_THE EXERCISE_
In the following material, identify every line holding the string "Millennials" and return it.
— Start MATERIAL —
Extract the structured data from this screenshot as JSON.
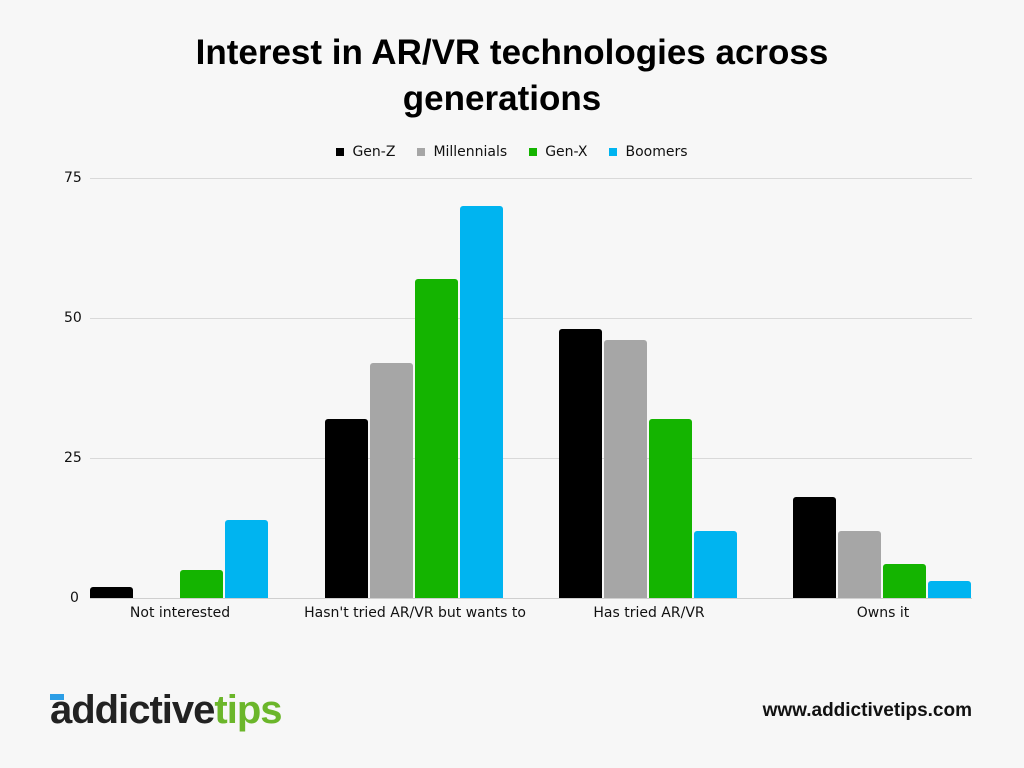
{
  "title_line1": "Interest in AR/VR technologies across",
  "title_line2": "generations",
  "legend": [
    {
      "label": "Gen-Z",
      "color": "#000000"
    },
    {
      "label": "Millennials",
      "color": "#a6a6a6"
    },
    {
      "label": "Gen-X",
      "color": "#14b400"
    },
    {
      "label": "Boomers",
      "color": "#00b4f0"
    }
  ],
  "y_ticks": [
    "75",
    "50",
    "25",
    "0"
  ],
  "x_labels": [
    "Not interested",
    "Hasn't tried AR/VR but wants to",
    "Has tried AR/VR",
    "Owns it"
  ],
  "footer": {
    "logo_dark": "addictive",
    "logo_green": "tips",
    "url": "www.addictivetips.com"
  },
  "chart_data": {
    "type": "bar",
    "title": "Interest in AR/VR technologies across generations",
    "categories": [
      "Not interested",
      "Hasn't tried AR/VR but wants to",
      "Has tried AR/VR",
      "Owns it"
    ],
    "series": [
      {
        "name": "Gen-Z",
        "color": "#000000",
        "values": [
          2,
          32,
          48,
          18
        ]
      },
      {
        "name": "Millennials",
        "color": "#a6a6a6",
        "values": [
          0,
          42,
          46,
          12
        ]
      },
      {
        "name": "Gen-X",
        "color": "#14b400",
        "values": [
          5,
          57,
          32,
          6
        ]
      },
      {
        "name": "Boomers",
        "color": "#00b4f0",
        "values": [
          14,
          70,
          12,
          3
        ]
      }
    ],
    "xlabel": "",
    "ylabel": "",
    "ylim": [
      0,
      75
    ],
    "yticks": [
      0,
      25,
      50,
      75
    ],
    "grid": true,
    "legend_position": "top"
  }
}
— End MATERIAL —
— Start MATERIAL —
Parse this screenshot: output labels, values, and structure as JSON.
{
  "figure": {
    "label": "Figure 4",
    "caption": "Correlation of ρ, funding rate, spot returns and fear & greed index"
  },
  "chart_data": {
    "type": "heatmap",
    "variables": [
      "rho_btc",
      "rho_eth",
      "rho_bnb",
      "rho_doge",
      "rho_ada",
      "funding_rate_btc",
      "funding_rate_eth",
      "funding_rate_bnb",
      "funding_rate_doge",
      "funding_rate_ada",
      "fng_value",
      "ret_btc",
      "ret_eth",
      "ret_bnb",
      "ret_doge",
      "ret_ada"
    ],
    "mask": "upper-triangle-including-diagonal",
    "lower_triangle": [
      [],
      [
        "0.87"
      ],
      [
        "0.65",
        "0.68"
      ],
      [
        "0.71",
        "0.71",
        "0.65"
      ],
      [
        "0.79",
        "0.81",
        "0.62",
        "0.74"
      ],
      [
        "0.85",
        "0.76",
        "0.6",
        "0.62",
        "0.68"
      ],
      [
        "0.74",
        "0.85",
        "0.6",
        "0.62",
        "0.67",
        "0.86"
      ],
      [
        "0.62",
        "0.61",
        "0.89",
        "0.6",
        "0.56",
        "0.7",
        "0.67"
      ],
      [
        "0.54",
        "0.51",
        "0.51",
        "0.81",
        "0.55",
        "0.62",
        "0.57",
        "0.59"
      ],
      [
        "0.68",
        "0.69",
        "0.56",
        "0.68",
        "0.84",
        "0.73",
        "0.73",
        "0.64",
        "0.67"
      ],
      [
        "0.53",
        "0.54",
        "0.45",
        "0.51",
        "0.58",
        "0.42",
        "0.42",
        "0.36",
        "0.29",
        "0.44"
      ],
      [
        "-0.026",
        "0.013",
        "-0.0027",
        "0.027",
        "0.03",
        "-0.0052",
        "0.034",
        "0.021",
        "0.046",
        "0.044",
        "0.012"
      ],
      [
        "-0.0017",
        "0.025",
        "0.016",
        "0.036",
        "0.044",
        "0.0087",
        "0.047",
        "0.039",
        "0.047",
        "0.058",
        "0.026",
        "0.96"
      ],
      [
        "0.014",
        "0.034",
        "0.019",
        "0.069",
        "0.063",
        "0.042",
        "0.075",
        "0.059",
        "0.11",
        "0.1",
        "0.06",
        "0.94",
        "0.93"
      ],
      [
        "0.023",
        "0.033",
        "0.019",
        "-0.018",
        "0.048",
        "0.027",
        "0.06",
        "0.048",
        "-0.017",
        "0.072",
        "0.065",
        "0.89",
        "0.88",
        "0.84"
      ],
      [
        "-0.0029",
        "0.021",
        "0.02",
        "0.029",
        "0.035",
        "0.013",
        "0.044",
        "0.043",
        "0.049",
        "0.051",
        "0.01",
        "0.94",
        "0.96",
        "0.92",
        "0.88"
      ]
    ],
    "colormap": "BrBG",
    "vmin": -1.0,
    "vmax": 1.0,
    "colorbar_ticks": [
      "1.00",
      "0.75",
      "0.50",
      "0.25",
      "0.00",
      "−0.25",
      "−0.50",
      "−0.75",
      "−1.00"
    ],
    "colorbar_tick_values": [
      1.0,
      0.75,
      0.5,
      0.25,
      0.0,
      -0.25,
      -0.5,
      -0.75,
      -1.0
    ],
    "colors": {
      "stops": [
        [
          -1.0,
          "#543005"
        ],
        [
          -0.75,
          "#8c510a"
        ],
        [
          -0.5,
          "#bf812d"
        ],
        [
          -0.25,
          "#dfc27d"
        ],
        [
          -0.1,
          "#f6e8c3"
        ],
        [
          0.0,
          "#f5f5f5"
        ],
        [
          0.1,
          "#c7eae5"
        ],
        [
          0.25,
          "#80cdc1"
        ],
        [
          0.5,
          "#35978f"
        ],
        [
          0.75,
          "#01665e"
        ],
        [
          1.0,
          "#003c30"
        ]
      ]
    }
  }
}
— End MATERIAL —
_RESPONSE BELOW_
      "label": "Millennials",
        "name": "Millennials",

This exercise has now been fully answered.